Data —
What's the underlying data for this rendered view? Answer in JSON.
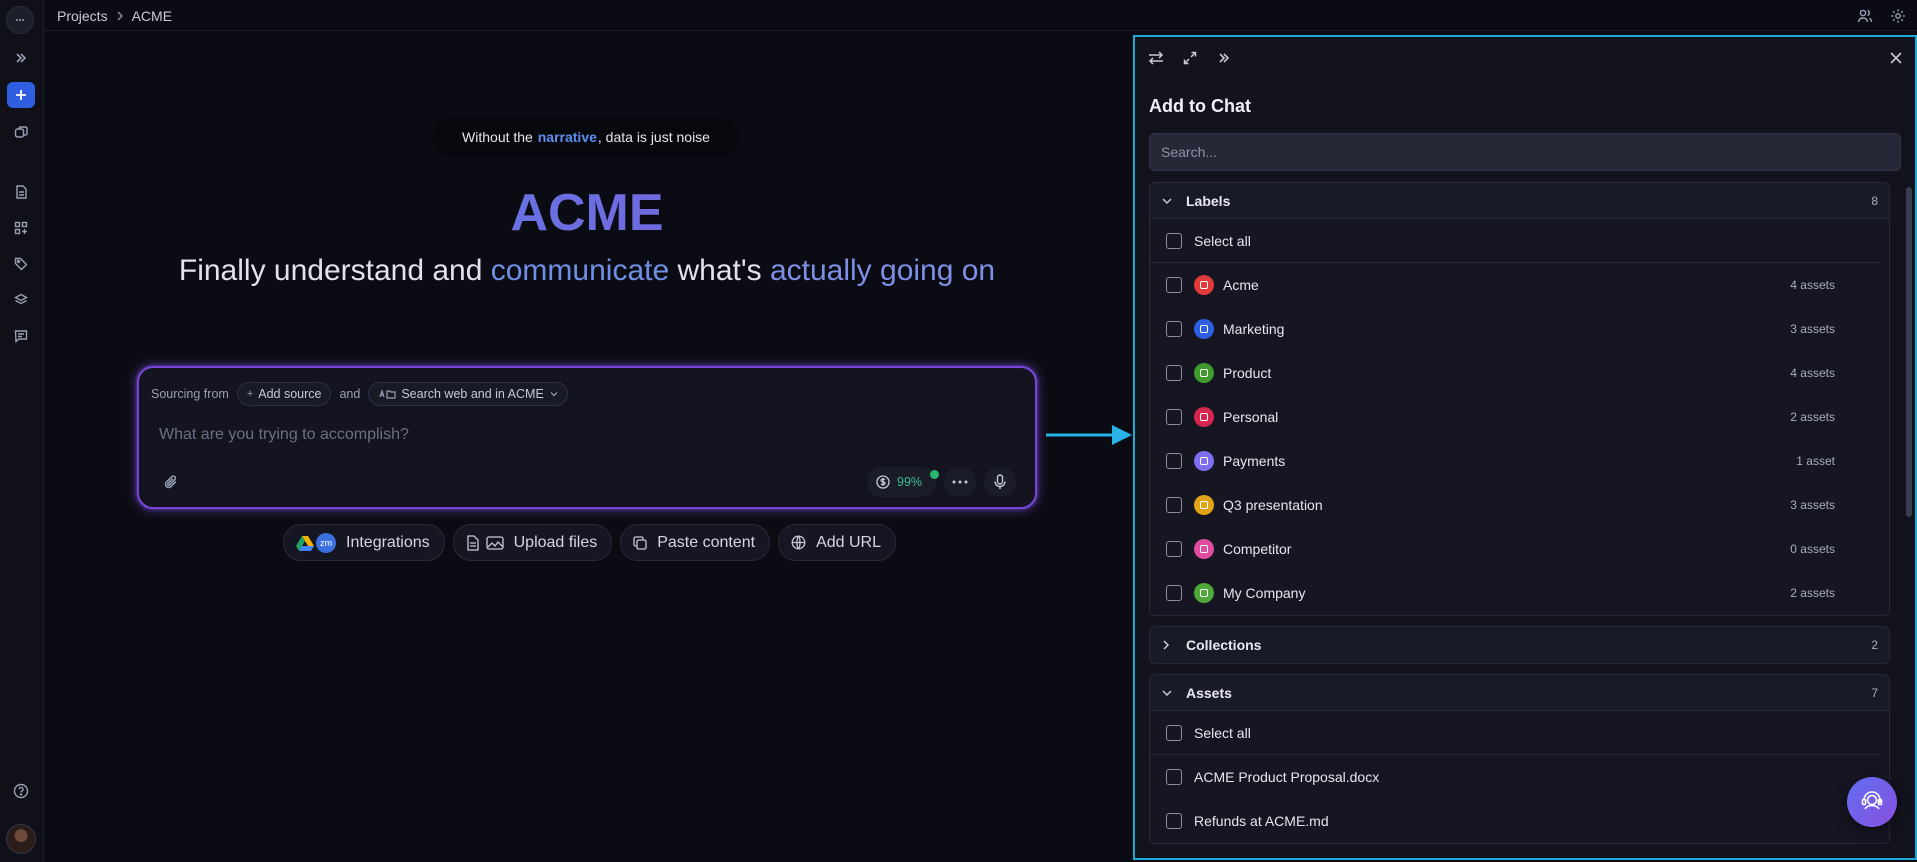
{
  "breadcrumb": {
    "root": "Projects",
    "current": "ACME"
  },
  "hero": {
    "tagline_before": "Without the",
    "tagline_highlight": "narrative",
    "tagline_after": ", data is just noise",
    "brand": "ACME",
    "headline_1": "Finally understand and",
    "headline_2": "communicate",
    "headline_3": "what's",
    "headline_4": "actually going on"
  },
  "prompt": {
    "sourcing_label": "Sourcing from",
    "add_source": "Add source",
    "and_label": "and",
    "scope": "Search web and in ACME",
    "placeholder": "What are you trying to accomplish?",
    "credits": "99%"
  },
  "actions": {
    "integrations": "Integrations",
    "upload": "Upload files",
    "paste": "Paste content",
    "url": "Add URL",
    "zoom_badge": "zm"
  },
  "panel": {
    "title": "Add to Chat",
    "search_placeholder": "Search...",
    "labels": {
      "title": "Labels",
      "count": "8",
      "select_all": "Select all",
      "items": [
        {
          "name": "Acme",
          "meta": "4 assets",
          "color": "#e23b3b"
        },
        {
          "name": "Marketing",
          "meta": "3 assets",
          "color": "#2d5fe0"
        },
        {
          "name": "Product",
          "meta": "4 assets",
          "color": "#3f9a2e"
        },
        {
          "name": "Personal",
          "meta": "2 assets",
          "color": "#d6264f"
        },
        {
          "name": "Payments",
          "meta": "1 asset",
          "color": "#7d6ff0"
        },
        {
          "name": "Q3 presentation",
          "meta": "3 assets",
          "color": "#e2a417"
        },
        {
          "name": "Competitor",
          "meta": "0 assets",
          "color": "#e04ca0"
        },
        {
          "name": "My Company",
          "meta": "2 assets",
          "color": "#4fa73a"
        }
      ]
    },
    "collections": {
      "title": "Collections",
      "count": "2"
    },
    "assets": {
      "title": "Assets",
      "count": "7",
      "select_all": "Select all",
      "items": [
        {
          "name": "ACME Product Proposal.docx"
        },
        {
          "name": "Refunds at ACME.md"
        }
      ]
    }
  }
}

Exercise directions —
Leave out the pictures and repeat everything else in the records exactly.

Written answer —
What's the underlying data for this rendered view? Answer in JSON.
{
  "breadcrumb": {
    "root": "Projects",
    "current": "ACME"
  },
  "hero": {
    "tagline_before": "Without the",
    "tagline_highlight": "narrative",
    "tagline_after": ", data is just noise",
    "brand": "ACME",
    "headline_1": "Finally understand and",
    "headline_2": "communicate",
    "headline_3": "what's",
    "headline_4": "actually going on"
  },
  "prompt": {
    "sourcing_label": "Sourcing from",
    "add_source": "Add source",
    "and_label": "and",
    "scope": "Search web and in ACME",
    "placeholder": "What are you trying to accomplish?",
    "credits": "99%"
  },
  "actions": {
    "integrations": "Integrations",
    "upload": "Upload files",
    "paste": "Paste content",
    "url": "Add URL",
    "zoom_badge": "zm"
  },
  "panel": {
    "title": "Add to Chat",
    "search_placeholder": "Search...",
    "labels": {
      "title": "Labels",
      "count": "8",
      "select_all": "Select all",
      "items": [
        {
          "name": "Acme",
          "meta": "4 assets",
          "color": "#e23b3b"
        },
        {
          "name": "Marketing",
          "meta": "3 assets",
          "color": "#2d5fe0"
        },
        {
          "name": "Product",
          "meta": "4 assets",
          "color": "#3f9a2e"
        },
        {
          "name": "Personal",
          "meta": "2 assets",
          "color": "#d6264f"
        },
        {
          "name": "Payments",
          "meta": "1 asset",
          "color": "#7d6ff0"
        },
        {
          "name": "Q3 presentation",
          "meta": "3 assets",
          "color": "#e2a417"
        },
        {
          "name": "Competitor",
          "meta": "0 assets",
          "color": "#e04ca0"
        },
        {
          "name": "My Company",
          "meta": "2 assets",
          "color": "#4fa73a"
        }
      ]
    },
    "collections": {
      "title": "Collections",
      "count": "2"
    },
    "assets": {
      "title": "Assets",
      "count": "7",
      "select_all": "Select all",
      "items": [
        {
          "name": "ACME Product Proposal.docx"
        },
        {
          "name": "Refunds at ACME.md"
        }
      ]
    }
  }
}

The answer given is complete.